* Start Supplied records *
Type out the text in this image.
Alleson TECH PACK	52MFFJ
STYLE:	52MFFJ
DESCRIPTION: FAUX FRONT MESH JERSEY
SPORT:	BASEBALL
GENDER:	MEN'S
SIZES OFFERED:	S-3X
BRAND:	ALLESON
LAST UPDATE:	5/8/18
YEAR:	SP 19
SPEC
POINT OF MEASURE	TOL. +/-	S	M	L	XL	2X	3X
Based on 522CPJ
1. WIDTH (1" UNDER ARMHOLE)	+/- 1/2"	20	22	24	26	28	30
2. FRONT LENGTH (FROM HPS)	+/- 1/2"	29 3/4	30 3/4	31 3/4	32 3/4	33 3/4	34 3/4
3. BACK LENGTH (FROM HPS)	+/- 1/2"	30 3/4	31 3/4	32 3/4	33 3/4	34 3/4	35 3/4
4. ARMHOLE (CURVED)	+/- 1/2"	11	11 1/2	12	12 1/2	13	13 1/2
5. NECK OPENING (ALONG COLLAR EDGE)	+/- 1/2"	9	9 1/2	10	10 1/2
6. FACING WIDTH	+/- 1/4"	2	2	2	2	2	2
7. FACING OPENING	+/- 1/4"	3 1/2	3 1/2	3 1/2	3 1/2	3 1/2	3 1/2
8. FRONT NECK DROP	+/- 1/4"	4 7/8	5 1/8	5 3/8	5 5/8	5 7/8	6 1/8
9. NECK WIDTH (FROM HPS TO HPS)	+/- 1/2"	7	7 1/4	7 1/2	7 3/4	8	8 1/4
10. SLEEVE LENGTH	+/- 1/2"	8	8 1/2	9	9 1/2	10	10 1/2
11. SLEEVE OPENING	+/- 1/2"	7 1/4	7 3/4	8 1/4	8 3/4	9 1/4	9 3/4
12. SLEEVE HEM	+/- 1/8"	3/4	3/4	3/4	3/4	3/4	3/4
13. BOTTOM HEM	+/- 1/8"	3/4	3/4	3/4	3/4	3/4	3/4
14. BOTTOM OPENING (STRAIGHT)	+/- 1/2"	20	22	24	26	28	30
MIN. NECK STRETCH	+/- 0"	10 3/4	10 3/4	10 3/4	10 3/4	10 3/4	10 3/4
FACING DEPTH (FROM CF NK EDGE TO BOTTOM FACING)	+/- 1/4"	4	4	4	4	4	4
* End Supplied records *
* Start Supplied records *
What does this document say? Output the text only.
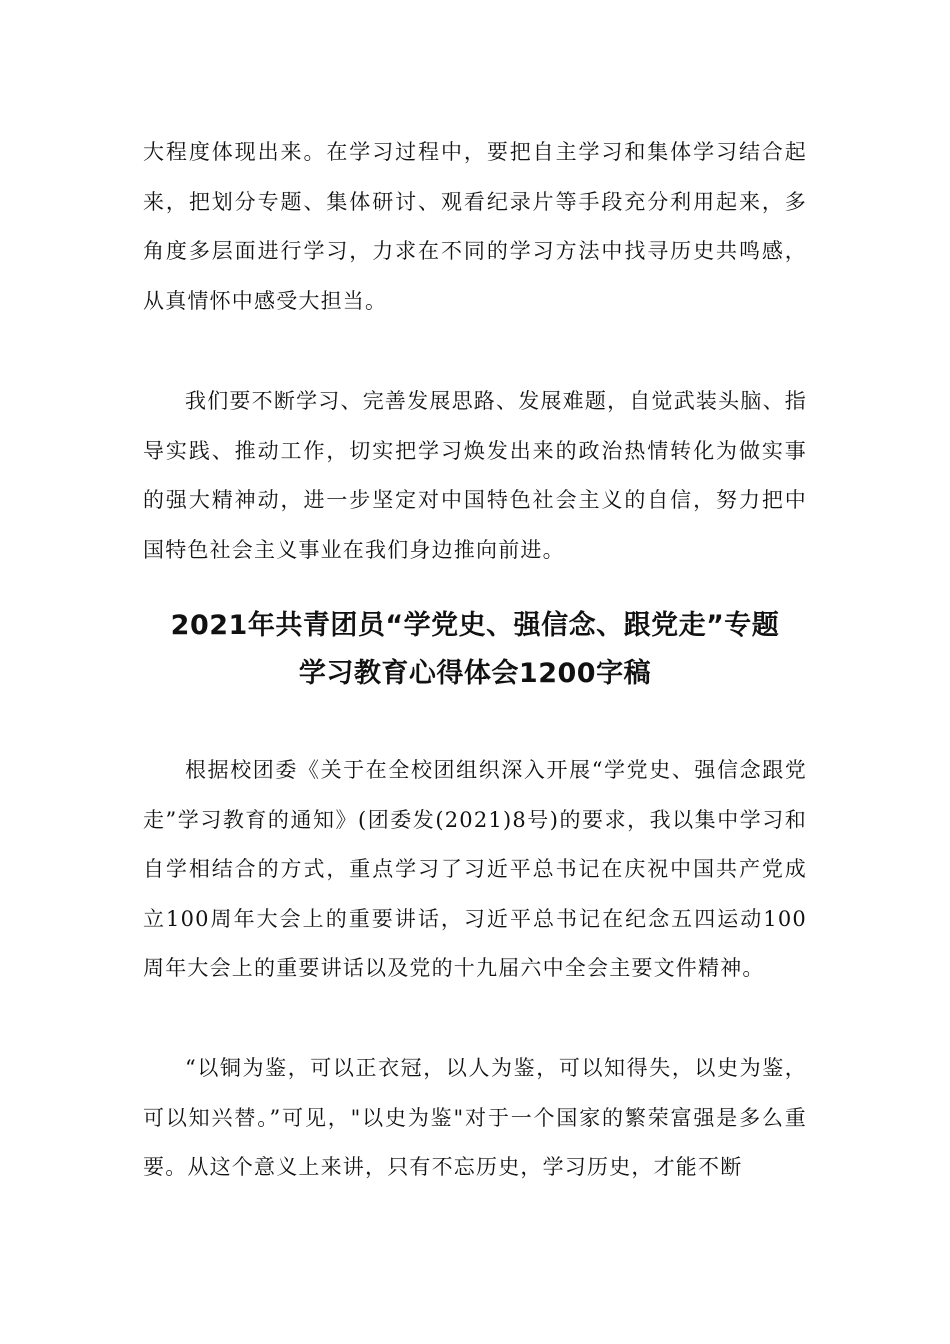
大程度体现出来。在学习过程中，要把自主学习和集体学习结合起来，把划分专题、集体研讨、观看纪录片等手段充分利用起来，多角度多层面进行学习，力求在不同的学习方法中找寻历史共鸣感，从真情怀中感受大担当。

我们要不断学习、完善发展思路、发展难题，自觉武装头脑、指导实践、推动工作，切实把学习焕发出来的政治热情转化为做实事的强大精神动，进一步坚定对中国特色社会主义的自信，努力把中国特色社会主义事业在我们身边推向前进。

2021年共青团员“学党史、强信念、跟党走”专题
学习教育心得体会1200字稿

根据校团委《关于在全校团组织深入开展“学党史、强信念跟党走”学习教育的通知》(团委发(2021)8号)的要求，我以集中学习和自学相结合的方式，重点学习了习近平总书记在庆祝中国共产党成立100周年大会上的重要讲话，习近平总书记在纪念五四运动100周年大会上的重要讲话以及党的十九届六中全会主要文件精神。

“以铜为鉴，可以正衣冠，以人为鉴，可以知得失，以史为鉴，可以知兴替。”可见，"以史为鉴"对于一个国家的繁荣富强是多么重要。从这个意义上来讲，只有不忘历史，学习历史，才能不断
* End Supplied records *
Copy out every line of the listing that contains the string "FROM".

The response:
2. FRONT LENGTH (FROM HPS)	+/- 1/2"	29 3/4	30 3/4	31 3/4	32 3/4	33 3/4	34 3/4
3. BACK LENGTH (FROM HPS)	+/- 1/2"	30 3/4	31 3/4	32 3/4	33 3/4	34 3/4	35 3/4
9. NECK WIDTH (FROM HPS TO HPS)	+/- 1/2"	7	7 1/4	7 1/2	7 3/4	8	8 1/4
FACING DEPTH (FROM CF NK EDGE TO BOTTOM FACING)	+/- 1/4"	4	4	4	4	4	4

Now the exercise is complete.